_SET OF TASKS:_
1 - Using the concert season text, decide whether each statement agrees with it: (a) the Completely Copland Festival runs from November 24 to December 12; (b) the Messages for the Millennium series was conceived by Wynton Marsalis; (c) Lorin Maazel and the Vienna Philharmonic open the Carnegie Hall season on September 29. Answer yes or no for each, quoting the deciding words of the text.
2 - Carry on writing the concert season text from the point where it stops.

_DOCUMENT TEXT:_
──────────────────────────────

The Completely Copland Festival (November 24-December 12) promises the most comprehensive retrospective of Copland’s work ever undertaken. The Philharmonic will perform most of the composer’s chamber, orchestral, operatic, stage, and film works, augmented by lectures, panel discussions, and an exhibit examining his life and times.

Disney’s Millennium Symphonies (October 8, 9, and 12) includes two new works – Garden of Light, by Aaron Jay Kernis, and Four Seasons, by Michael Torke – commissioned by the Walt Disney Company and performed by the Philharmonic with soprano Margaret Lloyd, mezzo Mary Phillips, tenor Anthony Dean Griffey, and other guests. Also honoring the fin de siècle is the Messages for the Millennium series (November 11-20). Conceived by Masur and commissioned by the Philharmonic, the series consists of new medium-length works by an international group of composers: Thomas Adès, John Corigliano, Hans Werner Henze, Giya Kancheli, Kaija Saariaho, and Somei Satoh (see sidebar).

Lincoln Center’s Great Performers will devote this year’s Bard Festival in New York to the life and work of Arnold Schoenberg. The daylong festival will include lectures and symposia on the composer and a re-creation by the American Symphony Orchestra of 1913’s infamous Skandalkonzert, in which fisticuffs broke out between supporters and detractors of what was then revolutionary music.

The collaboration between Masur and the Lincoln Center Jazz Orchestra’s Wynton Marsalis continues when the two groups premiere Marsalis’s All Rise December 29 and 30.

Carnegie Hall
Conductor Lorin Maazel and the Vienna Philharmonic launch the season on September 29 with Richard Strauss’s Also Sprach Zarathustra, Till Eulenspiegels lustige Streiche, and Der Rosenkavalier. On the following nights, the Viennese will play works by Bruckner, Brahms, Ravel, Stravinsky, and Mahler.

──────────────────────────────

[Element region listings]

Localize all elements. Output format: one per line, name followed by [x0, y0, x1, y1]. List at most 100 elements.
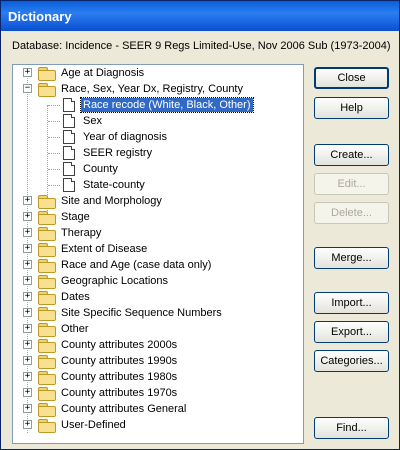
folder-icon	[38, 403, 56, 417]
document-icon	[63, 162, 75, 176]
tree-branch-line	[48, 137, 60, 138]
expand-plus-icon[interactable]: +	[23, 260, 32, 269]
tree-item[interactable]: + County attributes General	[13, 401, 301, 417]
tree-item-label: Site Specific Sequence Numbers	[61, 307, 222, 319]
tree-child-item[interactable]: Sex	[13, 113, 301, 129]
tree-item[interactable]: + Site Specific Sequence Numbers	[13, 305, 301, 321]
tree-item[interactable]: + Race and Age (case data only)	[13, 257, 301, 273]
tree-child-label: Year of diagnosis	[83, 131, 167, 143]
dictionary-tree[interactable]: + Age at Diagnosis − Race, Sex, Year Dx,…	[12, 64, 304, 444]
expand-plus-icon[interactable]: +	[23, 292, 32, 301]
expand-plus-icon[interactable]: +	[23, 212, 32, 221]
tree-child-label: County	[83, 163, 118, 175]
expand-plus-icon[interactable]: +	[23, 356, 32, 365]
tree-item[interactable]: + Age at Diagnosis	[13, 65, 301, 81]
expand-plus-icon[interactable]: +	[23, 308, 32, 317]
expand-plus-icon[interactable]: +	[23, 276, 32, 285]
expand-plus-icon[interactable]: +	[23, 340, 32, 349]
expand-plus-icon[interactable]: +	[23, 228, 32, 237]
tree-item-label: Geographic Locations	[61, 275, 169, 287]
folder-icon	[38, 211, 56, 225]
dictionary-window: Dictionary Database: Incidence - SEER 9 …	[0, 0, 400, 450]
tree-item-label: Race and Age (case data only)	[61, 259, 212, 271]
tree-item-label: Therapy	[61, 227, 102, 239]
tree-item-label: County attributes 1990s	[61, 355, 178, 367]
document-icon	[63, 114, 75, 128]
tree-branch-line	[48, 121, 60, 122]
export-button[interactable]: Export...	[314, 321, 389, 343]
tree-child-label: State-county	[83, 179, 145, 191]
tree-child-item[interactable]: State-county	[13, 177, 301, 193]
folder-icon	[38, 355, 56, 369]
find-button[interactable]: Find...	[314, 417, 389, 439]
delete-button[interactable]: Delete...	[314, 202, 389, 224]
tree-item[interactable]: + Dates	[13, 289, 301, 305]
create-button[interactable]: Create...	[314, 144, 389, 166]
tree-item[interactable]: + County attributes 1990s	[13, 353, 301, 369]
tree-item[interactable]: + County attributes 1970s	[13, 385, 301, 401]
tree-item[interactable]: + Geographic Locations	[13, 273, 301, 289]
tree-item[interactable]: + Stage	[13, 209, 301, 225]
expand-plus-icon[interactable]: +	[23, 68, 32, 77]
tree-item[interactable]: + County attributes 2000s	[13, 337, 301, 353]
tree-child-item[interactable]: Race recode (White, Black, Other)	[13, 97, 301, 113]
folder-icon	[38, 291, 56, 305]
folder-icon	[38, 307, 56, 321]
window-title: Dictionary	[8, 9, 72, 24]
folder-icon	[38, 275, 56, 289]
folder-icon	[38, 371, 56, 385]
tree-item-label: Race, Sex, Year Dx, Registry, County	[61, 83, 243, 95]
tree-item[interactable]: + Therapy	[13, 225, 301, 241]
tree-item[interactable]: + Site and Morphology	[13, 193, 301, 209]
tree-child-label: SEER registry	[83, 147, 153, 159]
tree-child-item[interactable]: County	[13, 161, 301, 177]
expand-plus-icon[interactable]: +	[23, 420, 32, 429]
expand-plus-icon[interactable]: +	[23, 244, 32, 253]
expand-plus-icon[interactable]: +	[23, 388, 32, 397]
tree-branch-line	[48, 105, 60, 106]
merge-button[interactable]: Merge...	[314, 247, 389, 269]
expand-plus-icon[interactable]: +	[23, 404, 32, 413]
expand-plus-icon[interactable]: +	[23, 196, 32, 205]
tree-item[interactable]: + Extent of Disease	[13, 241, 301, 257]
tree-item-label: User-Defined	[61, 419, 126, 431]
tree-item-label: Dates	[61, 291, 90, 303]
folder-icon	[38, 419, 56, 433]
tree-item[interactable]: + County attributes 1980s	[13, 369, 301, 385]
tree-item[interactable]: + Other	[13, 321, 301, 337]
tree-child-item[interactable]: SEER registry	[13, 145, 301, 161]
tree-branch-line	[48, 153, 60, 154]
tree-child-label-selected: Race recode (White, Black, Other)	[80, 97, 254, 113]
folder-icon	[38, 339, 56, 353]
tree-branch-line	[48, 185, 60, 186]
document-icon	[63, 178, 75, 192]
folder-icon	[38, 259, 56, 273]
database-label: Database: Incidence - SEER 9 Regs Limite…	[12, 40, 391, 52]
tree-item[interactable]: + User-Defined	[13, 417, 301, 433]
tree-item-label: County attributes 1980s	[61, 371, 178, 383]
folder-icon	[38, 67, 56, 81]
tree-item-label: Stage	[61, 211, 90, 223]
tree-item-label: County attributes General	[61, 403, 187, 415]
collapse-minus-icon[interactable]: −	[23, 84, 32, 93]
expand-plus-icon[interactable]: +	[23, 324, 32, 333]
edit-button[interactable]: Edit...	[314, 173, 389, 195]
help-button[interactable]: Help	[314, 97, 389, 119]
tree-item-label: Site and Morphology	[61, 195, 162, 207]
title-bar[interactable]: Dictionary	[1, 1, 399, 31]
import-button[interactable]: Import...	[314, 292, 389, 314]
close-button[interactable]: Close	[314, 67, 389, 89]
categories-button[interactable]: Categories...	[314, 350, 389, 372]
tree-item-label: Other	[61, 323, 89, 335]
document-icon	[63, 98, 75, 112]
folder-icon	[38, 387, 56, 401]
folder-icon	[38, 195, 56, 209]
document-icon	[63, 146, 75, 160]
expand-plus-icon[interactable]: +	[23, 372, 32, 381]
tree-item-expanded[interactable]: − Race, Sex, Year Dx, Registry, County	[13, 81, 301, 97]
tree-child-item[interactable]: Year of diagnosis	[13, 129, 301, 145]
folder-icon	[38, 323, 56, 337]
tree-item-label: County attributes 2000s	[61, 339, 178, 351]
tree-branch-line	[48, 169, 60, 170]
document-icon	[63, 130, 75, 144]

──────────────────────────────

_ANSWERS:_
1 -
(a) Yes: "The Completely Copland Festival (November 24-December 12)"
(b) No: "Conceived by Masur and commissioned by the Philharmonic"
(c) Yes: "Conductor Lorin Maazel and the Vienna Philharmonic launch the season on September 29"

2 -
Wolfgang Sawallisch and the Philadelphia Orchestra will perform October 5 and 19 and November 8, with guest soloists Gil Shaham and Ivo Pogorelich, among others. Mahler figures big-time in Carnegie’s fall lineup, not only on the Vienna and Philadelphia programs. On October 24, the Berlin Philharmonic, under Claudio Abbado, will perform his Ninth Symphony, along with works by Bruckner, Schumann, and Schoenberg on October 25 and 26. The Saint Louis Symphony will perform Mahler’s Third on October 28, and the Oslo Philharmonic will follow two weeks later, playing Mahler’s First on the first of two nights in New York, November 9 and 10.

BAM
On October 1 the Brooklyn Philharmonic will play “Strings of War,” a program of three composers’ responses to World War II: Bartók’s Divertimento for String Orchestra, Richard Strauss’s Metamorphosen for 23 solo strings, and the Barshay arrangement of Shostakovich’s Chamber Symphony. Music director Robert Spano’s history-themed season also includes concert performances of John Adams’s Nixon in China December 3 and 4 as part of BAM’s Next Wave Festival.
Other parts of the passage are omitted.